WHAT IS BEING ASKED: Only the number is wanted: how many lines of the data contain "database"?

[begin RECORDS SUPPLIED]

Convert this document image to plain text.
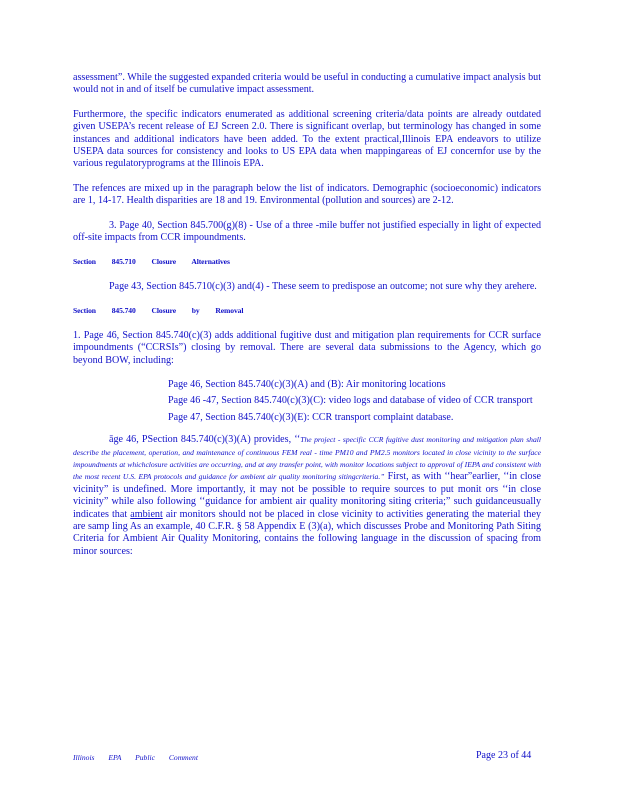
assessment”. While the suggested expanded criteria would be useful in conducting a cumulative impact analysis but would not in and of itself be cumulative impact assessment.

Furthermore, the specific indicators enumerated as additional screening criteria/data points are already outdated given USEPA’s recent release of EJ Screen 2.0. There is significant overlap, but terminology has changed in some instances and additional indicators have been added. To the extent practical,Illinois EPA endeavors to utilize USEPA data sources for consistency and looks to US EPA data when mappingareas of EJ concernfor use by the various regulatoryprograms at the Illinois EPA.

The refences are mixed up in the paragraph below the list of indicators. Demographic (socioeconomic) indicators are 1, 14-17. Health disparities are 18 and 19. Environmental (pollution and sources) are 2-12.

3. Page 40, Section 845.700(g)(8) - Use of a three -mile buffer not justified especially in light of expected off-site impacts from CCR impoundments.

Section 845.710 Closure Alternatives

Page 43, Section 845.710(c)(3) and(4) - These seem to predispose an outcome; not sure why they arehere.

Section 845.740 Closure by Removal

1. Page 46, Section 845.740(c)(3) adds additional fugitive dust and mitigation plan requirements for CCR surface impoundments (“CCRSIs”) closing by removal. There are several data submissions to the Agency, which go beyond BOW, including:

Page 46, Section 845.740(c)(3)(A) and (B): Air monitoring locations
Page 46 -47, Section 845.740(c)(3)(C): video logs and database of video of CCR transport
Page 47, Section 845.740(c)(3)(E): CCR transport complaint database.

āge 46, PSection 845.740(c)(3)(A) provides, ‘‘The project - specific CCR fugitive dust monitoring and mitigation plan shall describe the placement, operation, and maintenance of continuous FEM real - time PM10 and PM2.5 monitors located in close vicinity to the surface impoundments at whichclosure activities are occurring, and at any transfer point, with monitor locations subject to approval of IEPA and consistent with the most recent U.S. EPA protocols and guidance for ambient air quality monitoring sitingcriteria.” First, as with ‘‘hear”earlier, ‘‘in close vicinity” is undefined. More importantly, it may not be possible to require sources to put monit ors ‘‘in close vicinity” while also following ‘‘guidance for ambient air quality monitoring siting criteria;” such guidanceusually indicates that ambient air monitors should not be placed in close vicinity to activities generating the material they are samp ling As an example, 40 C.F.R. § 58 Appendix E (3)(a), which discusses Probe and Monitoring Path Siting Criteria for Ambient Air Quality Monitoring, contains the following language in the discussion of spacing from minor sources:

Illinois EPA Public Comment	Page 23 of 44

[end RECORDS SUPPLIED]

RESPONSE TO THIS EXERCISE: 2